Source data:
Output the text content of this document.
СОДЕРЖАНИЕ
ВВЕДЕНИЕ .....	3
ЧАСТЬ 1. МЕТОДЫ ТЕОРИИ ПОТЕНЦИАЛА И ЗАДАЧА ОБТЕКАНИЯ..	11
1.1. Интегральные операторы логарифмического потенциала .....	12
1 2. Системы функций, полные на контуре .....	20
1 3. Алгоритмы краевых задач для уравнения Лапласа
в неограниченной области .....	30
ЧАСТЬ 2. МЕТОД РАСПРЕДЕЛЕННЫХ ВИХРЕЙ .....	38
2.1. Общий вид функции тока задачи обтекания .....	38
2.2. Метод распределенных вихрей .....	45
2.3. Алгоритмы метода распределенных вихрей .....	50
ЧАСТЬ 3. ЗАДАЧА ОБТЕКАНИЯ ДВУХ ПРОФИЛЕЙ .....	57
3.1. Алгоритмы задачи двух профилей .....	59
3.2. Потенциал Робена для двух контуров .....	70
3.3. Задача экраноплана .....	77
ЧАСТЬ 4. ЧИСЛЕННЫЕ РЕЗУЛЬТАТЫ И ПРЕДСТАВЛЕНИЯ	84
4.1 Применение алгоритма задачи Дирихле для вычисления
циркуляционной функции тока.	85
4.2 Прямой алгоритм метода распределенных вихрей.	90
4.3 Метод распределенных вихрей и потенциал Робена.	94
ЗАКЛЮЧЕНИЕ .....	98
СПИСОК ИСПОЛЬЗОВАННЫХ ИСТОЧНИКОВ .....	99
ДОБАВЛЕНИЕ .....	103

Challenge: List every line from the entries above in which "задачи" appears.

Solution for this task:
2.1. Общий вид функции тока задачи обтекания .....	38
3.1. Алгоритмы задачи двух профилей .....	59
4.1 Применение алгоритма задачи Дирихле для вычисления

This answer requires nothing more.